- **WORK INSTRUCTIONS**
Pick out each line with the word "title" from the material that follows.

[Stored dataset items]
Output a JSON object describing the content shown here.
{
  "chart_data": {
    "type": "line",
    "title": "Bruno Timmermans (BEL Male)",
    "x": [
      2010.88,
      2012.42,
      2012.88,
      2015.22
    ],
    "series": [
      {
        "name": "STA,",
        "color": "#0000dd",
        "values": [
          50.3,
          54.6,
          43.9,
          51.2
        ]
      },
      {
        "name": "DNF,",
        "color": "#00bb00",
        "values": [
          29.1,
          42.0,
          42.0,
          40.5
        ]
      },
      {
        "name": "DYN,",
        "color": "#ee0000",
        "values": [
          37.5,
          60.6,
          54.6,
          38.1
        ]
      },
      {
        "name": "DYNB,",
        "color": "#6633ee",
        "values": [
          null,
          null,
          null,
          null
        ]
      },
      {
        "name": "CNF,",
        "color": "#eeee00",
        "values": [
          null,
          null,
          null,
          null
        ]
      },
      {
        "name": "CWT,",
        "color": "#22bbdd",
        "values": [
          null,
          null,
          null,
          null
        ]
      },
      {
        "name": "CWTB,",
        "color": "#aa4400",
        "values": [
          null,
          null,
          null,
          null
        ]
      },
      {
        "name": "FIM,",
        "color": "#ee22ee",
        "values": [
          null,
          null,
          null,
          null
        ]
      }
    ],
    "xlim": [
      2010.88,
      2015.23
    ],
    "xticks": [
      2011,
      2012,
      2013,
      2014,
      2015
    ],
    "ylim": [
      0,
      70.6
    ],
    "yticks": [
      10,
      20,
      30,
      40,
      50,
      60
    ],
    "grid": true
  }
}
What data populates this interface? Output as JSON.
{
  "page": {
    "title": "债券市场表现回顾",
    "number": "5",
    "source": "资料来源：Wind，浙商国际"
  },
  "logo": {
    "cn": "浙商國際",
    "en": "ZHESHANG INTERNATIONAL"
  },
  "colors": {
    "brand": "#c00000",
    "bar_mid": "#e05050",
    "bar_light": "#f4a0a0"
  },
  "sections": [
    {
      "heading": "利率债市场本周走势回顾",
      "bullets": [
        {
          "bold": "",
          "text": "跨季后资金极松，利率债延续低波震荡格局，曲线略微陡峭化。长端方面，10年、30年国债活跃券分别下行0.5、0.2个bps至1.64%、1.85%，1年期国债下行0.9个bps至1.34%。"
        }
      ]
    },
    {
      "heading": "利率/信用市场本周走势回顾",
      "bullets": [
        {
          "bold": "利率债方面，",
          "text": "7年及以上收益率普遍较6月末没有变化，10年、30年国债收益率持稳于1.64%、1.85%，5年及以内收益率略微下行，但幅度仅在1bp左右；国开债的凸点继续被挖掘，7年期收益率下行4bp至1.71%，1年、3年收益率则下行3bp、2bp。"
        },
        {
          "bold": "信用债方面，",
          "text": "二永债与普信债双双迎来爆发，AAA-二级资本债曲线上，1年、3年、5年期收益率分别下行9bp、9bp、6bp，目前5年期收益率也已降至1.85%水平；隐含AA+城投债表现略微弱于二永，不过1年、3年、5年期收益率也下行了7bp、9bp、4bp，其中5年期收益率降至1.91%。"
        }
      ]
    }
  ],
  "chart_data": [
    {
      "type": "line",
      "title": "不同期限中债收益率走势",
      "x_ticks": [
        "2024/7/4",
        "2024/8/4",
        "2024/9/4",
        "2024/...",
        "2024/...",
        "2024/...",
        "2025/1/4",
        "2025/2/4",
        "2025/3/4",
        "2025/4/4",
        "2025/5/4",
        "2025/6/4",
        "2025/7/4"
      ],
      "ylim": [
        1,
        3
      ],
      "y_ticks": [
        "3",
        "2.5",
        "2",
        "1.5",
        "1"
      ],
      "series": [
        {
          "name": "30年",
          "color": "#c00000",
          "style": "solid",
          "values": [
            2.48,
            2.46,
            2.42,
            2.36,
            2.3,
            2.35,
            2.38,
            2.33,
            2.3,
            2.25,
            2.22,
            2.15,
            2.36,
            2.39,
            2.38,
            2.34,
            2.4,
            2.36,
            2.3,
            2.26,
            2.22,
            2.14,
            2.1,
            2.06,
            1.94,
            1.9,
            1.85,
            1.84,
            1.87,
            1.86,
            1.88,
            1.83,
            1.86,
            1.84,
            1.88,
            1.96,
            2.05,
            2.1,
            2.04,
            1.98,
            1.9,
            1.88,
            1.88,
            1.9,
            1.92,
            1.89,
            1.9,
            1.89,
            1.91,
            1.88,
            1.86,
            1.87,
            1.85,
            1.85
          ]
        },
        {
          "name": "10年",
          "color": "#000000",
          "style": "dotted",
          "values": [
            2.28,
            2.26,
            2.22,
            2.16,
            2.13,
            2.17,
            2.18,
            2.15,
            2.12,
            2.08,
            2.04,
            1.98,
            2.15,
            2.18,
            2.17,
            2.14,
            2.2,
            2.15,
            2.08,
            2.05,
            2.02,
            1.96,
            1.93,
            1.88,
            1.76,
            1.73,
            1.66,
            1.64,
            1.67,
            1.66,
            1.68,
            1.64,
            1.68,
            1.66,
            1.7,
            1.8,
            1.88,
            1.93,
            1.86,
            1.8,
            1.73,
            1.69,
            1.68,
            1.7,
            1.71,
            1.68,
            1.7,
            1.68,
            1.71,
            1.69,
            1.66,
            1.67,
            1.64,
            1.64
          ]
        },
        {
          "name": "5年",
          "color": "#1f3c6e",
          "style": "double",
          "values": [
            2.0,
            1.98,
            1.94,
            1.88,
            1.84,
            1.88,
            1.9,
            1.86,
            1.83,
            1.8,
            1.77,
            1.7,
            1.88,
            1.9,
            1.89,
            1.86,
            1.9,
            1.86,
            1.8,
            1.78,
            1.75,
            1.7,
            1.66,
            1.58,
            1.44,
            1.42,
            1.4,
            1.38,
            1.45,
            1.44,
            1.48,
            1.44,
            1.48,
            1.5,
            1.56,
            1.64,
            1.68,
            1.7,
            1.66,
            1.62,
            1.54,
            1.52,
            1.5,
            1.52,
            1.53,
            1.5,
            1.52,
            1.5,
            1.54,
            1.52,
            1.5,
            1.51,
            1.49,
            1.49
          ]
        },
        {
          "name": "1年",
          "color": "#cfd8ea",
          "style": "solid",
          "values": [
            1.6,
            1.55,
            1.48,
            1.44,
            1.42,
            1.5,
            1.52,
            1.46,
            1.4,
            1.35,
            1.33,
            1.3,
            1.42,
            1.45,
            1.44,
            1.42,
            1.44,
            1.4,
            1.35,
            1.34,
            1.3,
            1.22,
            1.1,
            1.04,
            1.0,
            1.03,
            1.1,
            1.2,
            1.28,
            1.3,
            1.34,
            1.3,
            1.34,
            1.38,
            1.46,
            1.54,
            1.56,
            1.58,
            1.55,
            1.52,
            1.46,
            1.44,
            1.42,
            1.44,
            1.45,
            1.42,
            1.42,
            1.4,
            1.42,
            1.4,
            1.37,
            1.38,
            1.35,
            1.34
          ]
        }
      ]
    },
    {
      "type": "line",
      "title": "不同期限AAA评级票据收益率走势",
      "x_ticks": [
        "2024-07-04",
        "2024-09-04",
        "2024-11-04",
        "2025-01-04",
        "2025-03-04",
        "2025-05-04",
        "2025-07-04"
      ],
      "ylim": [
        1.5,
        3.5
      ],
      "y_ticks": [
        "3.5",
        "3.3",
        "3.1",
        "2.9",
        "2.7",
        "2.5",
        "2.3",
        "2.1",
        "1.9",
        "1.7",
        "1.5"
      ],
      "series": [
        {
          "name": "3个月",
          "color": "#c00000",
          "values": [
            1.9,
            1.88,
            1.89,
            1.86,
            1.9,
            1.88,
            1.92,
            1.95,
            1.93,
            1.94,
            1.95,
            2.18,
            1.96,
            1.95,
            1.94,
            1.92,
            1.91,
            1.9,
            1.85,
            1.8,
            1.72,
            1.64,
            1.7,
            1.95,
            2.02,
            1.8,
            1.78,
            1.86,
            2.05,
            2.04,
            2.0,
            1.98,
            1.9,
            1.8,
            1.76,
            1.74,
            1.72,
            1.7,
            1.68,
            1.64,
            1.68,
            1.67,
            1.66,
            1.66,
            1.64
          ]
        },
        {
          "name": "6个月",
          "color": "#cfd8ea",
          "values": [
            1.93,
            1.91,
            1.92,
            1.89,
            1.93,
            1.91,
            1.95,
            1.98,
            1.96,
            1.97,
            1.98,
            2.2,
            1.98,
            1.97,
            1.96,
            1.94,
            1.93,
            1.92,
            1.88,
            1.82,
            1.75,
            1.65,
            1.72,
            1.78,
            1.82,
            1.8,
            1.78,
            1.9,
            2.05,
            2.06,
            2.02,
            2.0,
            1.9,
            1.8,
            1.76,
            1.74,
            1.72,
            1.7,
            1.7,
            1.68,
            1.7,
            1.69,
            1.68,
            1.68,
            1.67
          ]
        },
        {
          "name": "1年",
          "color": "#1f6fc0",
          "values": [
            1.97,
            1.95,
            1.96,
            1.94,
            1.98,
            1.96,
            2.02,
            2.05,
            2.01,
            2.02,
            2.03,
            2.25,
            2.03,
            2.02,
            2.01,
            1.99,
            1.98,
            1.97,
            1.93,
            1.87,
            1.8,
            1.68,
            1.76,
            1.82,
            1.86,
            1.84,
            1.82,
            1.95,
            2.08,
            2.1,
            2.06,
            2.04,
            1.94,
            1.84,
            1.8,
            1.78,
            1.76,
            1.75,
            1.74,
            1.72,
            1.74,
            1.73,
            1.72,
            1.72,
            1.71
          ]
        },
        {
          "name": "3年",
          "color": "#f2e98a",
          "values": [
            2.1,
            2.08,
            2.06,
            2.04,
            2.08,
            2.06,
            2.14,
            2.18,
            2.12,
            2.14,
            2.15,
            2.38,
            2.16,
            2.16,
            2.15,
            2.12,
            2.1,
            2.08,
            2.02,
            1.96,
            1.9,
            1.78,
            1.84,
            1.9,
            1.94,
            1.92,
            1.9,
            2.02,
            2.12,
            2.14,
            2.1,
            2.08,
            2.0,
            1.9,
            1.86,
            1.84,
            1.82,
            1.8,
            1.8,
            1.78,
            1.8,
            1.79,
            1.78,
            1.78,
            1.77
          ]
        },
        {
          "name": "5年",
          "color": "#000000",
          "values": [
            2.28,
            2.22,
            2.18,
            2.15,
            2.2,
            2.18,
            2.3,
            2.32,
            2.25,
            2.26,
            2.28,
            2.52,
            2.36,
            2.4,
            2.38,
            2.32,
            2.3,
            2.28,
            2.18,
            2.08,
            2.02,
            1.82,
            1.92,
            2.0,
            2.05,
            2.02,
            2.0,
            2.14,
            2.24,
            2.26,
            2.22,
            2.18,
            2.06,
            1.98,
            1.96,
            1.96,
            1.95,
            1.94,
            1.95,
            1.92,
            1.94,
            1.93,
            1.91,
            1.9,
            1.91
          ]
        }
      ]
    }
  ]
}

- **FULL OUTPUT**
    "title": "Bruno Timmermans (BEL Male)",
    "title": "债券市场表现回顾",
      "title": "不同期限中债收益率走势",
      "title": "不同期限AAA评级票据收益率走势",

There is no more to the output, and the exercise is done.